>> start MATERIALS PROVIDED

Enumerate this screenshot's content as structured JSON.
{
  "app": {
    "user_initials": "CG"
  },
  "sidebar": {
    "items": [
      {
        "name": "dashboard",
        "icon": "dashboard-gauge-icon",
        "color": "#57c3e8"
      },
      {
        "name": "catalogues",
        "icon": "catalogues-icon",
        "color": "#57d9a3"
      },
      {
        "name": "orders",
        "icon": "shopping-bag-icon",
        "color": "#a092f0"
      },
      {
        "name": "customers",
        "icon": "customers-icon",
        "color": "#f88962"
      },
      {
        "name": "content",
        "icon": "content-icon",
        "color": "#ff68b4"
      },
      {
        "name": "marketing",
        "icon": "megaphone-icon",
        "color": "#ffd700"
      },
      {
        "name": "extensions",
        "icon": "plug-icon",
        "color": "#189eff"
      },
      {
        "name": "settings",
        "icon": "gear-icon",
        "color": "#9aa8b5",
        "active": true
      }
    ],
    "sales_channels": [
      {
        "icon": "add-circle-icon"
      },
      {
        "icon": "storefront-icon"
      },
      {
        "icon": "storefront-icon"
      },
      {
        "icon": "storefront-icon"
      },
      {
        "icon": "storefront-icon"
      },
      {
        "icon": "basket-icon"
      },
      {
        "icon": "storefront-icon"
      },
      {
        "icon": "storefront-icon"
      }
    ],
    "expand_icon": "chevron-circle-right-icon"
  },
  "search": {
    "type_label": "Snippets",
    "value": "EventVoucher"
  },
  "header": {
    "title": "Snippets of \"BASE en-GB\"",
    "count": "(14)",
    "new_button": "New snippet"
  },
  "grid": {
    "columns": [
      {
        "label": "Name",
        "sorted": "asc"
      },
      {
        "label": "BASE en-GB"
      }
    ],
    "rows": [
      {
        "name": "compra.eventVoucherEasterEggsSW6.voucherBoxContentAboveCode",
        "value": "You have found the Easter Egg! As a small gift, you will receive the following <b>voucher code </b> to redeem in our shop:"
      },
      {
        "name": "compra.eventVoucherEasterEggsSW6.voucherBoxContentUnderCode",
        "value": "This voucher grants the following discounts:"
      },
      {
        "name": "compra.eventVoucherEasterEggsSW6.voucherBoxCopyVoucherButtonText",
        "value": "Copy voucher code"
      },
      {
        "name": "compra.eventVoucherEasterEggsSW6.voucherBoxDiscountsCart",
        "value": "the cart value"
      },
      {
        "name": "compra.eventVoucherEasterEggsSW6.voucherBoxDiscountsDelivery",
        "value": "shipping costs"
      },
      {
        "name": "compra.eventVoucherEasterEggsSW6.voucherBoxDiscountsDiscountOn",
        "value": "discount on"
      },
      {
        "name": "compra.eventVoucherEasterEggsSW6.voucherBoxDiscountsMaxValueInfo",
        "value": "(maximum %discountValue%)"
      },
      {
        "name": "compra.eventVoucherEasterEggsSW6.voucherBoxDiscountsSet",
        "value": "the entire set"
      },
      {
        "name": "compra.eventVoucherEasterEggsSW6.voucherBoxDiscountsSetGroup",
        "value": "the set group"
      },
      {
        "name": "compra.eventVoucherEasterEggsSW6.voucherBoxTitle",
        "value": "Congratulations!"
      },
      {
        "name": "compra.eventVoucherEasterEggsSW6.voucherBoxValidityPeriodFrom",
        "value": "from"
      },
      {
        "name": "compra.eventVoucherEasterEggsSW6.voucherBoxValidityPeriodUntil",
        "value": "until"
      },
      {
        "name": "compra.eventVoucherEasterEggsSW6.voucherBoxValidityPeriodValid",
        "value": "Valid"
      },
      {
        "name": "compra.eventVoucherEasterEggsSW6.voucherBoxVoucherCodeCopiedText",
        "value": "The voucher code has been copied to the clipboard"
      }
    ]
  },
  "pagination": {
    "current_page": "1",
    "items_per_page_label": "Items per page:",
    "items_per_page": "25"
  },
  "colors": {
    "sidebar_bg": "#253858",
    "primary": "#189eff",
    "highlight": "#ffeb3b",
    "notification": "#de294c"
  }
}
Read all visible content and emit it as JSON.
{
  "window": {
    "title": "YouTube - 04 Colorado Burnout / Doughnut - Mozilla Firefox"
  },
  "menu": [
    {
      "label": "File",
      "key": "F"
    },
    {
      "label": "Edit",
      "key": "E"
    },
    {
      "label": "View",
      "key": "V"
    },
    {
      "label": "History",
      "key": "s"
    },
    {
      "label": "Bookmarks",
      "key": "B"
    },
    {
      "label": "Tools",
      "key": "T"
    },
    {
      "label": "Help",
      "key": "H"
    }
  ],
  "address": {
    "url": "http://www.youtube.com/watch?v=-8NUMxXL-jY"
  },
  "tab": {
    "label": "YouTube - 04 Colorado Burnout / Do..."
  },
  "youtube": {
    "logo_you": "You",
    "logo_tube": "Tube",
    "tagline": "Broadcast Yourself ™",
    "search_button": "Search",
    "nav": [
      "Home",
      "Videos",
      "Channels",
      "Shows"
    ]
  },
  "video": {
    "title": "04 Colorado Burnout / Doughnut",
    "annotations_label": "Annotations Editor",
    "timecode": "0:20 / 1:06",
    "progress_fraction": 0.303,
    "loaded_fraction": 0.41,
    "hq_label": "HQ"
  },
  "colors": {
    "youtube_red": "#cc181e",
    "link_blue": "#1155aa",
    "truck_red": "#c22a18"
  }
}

>> end MATERIALS PROVIDED

**WHAT TO DO**
Your task is to repeat each line of the material exactly.

**FULL SOLUTION**
Enumerate this screenshot's content as structured JSON.
{
  "app": {
    "user_initials": "CG"
  },
  "sidebar": {
    "items": [
      {
        "name": "dashboard",
        "icon": "dashboard-gauge-icon",
        "color": "#57c3e8"
      },
      {
        "name": "catalogues",
        "icon": "catalogues-icon",
        "color": "#57d9a3"
      },
      {
        "name": "orders",
        "icon": "shopping-bag-icon",
        "color": "#a092f0"
      },
      {
        "name": "customers",
        "icon": "customers-icon",
        "color": "#f88962"
      },
      {
        "name": "content",
        "icon": "content-icon",
        "color": "#ff68b4"
      },
      {
        "name": "marketing",
        "icon": "megaphone-icon",
        "color": "#ffd700"
      },
      {
        "name": "extensions",
        "icon": "plug-icon",
        "color": "#189eff"
      },
      {
        "name": "settings",
        "icon": "gear-icon",
        "color": "#9aa8b5",
        "active": true
      }
    ],
    "sales_channels": [
      {
        "icon": "add-circle-icon"
      },
      {
        "icon": "storefront-icon"
      },
      {
        "icon": "storefront-icon"
      },
      {
        "icon": "storefront-icon"
      },
      {
        "icon": "storefront-icon"
      },
      {
        "icon": "basket-icon"
      },
      {
        "icon": "storefront-icon"
      },
      {
        "icon": "storefront-icon"
      }
    ],
    "expand_icon": "chevron-circle-right-icon"
  },
  "search": {
    "type_label": "Snippets",
    "value": "EventVoucher"
  },
  "header": {
    "title": "Snippets of \"BASE en-GB\"",
    "count": "(14)",
    "new_button": "New snippet"
  },
  "grid": {
    "columns": [
      {
        "label": "Name",
        "sorted": "asc"
      },
      {
        "label": "BASE en-GB"
      }
    ],
    "rows": [
      {
        "name": "compra.eventVoucherEasterEggsSW6.voucherBoxContentAboveCode",
        "value": "You have found the Easter Egg! As a small gift, you will receive the following <b>voucher code </b> to redeem in our shop:"
      },
      {
        "name": "compra.eventVoucherEasterEggsSW6.voucherBoxContentUnderCode",
        "value": "This voucher grants the following discounts:"
      },
      {
        "name": "compra.eventVoucherEasterEggsSW6.voucherBoxCopyVoucherButtonText",
        "value": "Copy voucher code"
      },
      {
        "name": "compra.eventVoucherEasterEggsSW6.voucherBoxDiscountsCart",
        "value": "the cart value"
      },
      {
        "name": "compra.eventVoucherEasterEggsSW6.voucherBoxDiscountsDelivery",
        "value": "shipping costs"
      },
      {
        "name": "compra.eventVoucherEasterEggsSW6.voucherBoxDiscountsDiscountOn",
        "value": "discount on"
      },
      {
        "name": "compra.eventVoucherEasterEggsSW6.voucherBoxDiscountsMaxValueInfo",
        "value": "(maximum %discountValue%)"
      },
      {
        "name": "compra.eventVoucherEasterEggsSW6.voucherBoxDiscountsSet",
        "value": "the entire set"
      },
      {
        "name": "compra.eventVoucherEasterEggsSW6.voucherBoxDiscountsSetGroup",
        "value": "the set group"
      },
      {
        "name": "compra.eventVoucherEasterEggsSW6.voucherBoxTitle",
        "value": "Congratulations!"
      },
      {
        "name": "compra.eventVoucherEasterEggsSW6.voucherBoxValidityPeriodFrom",
        "value": "from"
      },
      {
        "name": "compra.eventVoucherEasterEggsSW6.voucherBoxValidityPeriodUntil",
        "value": "until"
      },
      {
        "name": "compra.eventVoucherEasterEggsSW6.voucherBoxValidityPeriodValid",
        "value": "Valid"
      },
      {
        "name": "compra.eventVoucherEasterEggsSW6.voucherBoxVoucherCodeCopiedText",
        "value": "The voucher code has been copied to the clipboard"
      }
    ]
  },
  "pagination": {
    "current_page": "1",
    "items_per_page_label": "Items per page:",
    "items_per_page": "25"
  },
  "colors": {
    "sidebar_bg": "#253858",
    "primary": "#189eff",
    "highlight": "#ffeb3b",
    "notification": "#de294c"
  }
}
Read all visible content and emit it as JSON.
{
  "window": {
    "title": "YouTube - 04 Colorado Burnout / Doughnut - Mozilla Firefox"
  },
  "menu": [
    {
      "label": "File",
      "key": "F"
    },
    {
      "label": "Edit",
      "key": "E"
    },
    {
      "label": "View",
      "key": "V"
    },
    {
      "label": "History",
      "key": "s"
    },
    {
      "label": "Bookmarks",
      "key": "B"
    },
    {
      "label": "Tools",
      "key": "T"
    },
    {
      "label": "Help",
      "key": "H"
    }
  ],
  "address": {
    "url": "http://www.youtube.com/watch?v=-8NUMxXL-jY"
  },
  "tab": {
    "label": "YouTube - 04 Colorado Burnout / Do..."
  },
  "youtube": {
    "logo_you": "You",
    "logo_tube": "Tube",
    "tagline": "Broadcast Yourself ™",
    "search_button": "Search",
    "nav": [
      "Home",
      "Videos",
      "Channels",
      "Shows"
    ]
  },
  "video": {
    "title": "04 Colorado Burnout / Doughnut",
    "annotations_label": "Annotations Editor",
    "timecode": "0:20 / 1:06",
    "progress_fraction": 0.303,
    "loaded_fraction": 0.41,
    "hq_label": "HQ"
  },
  "colors": {
    "youtube_red": "#cc181e",
    "link_blue": "#1155aa",
    "truck_red": "#c22a18"
  }
}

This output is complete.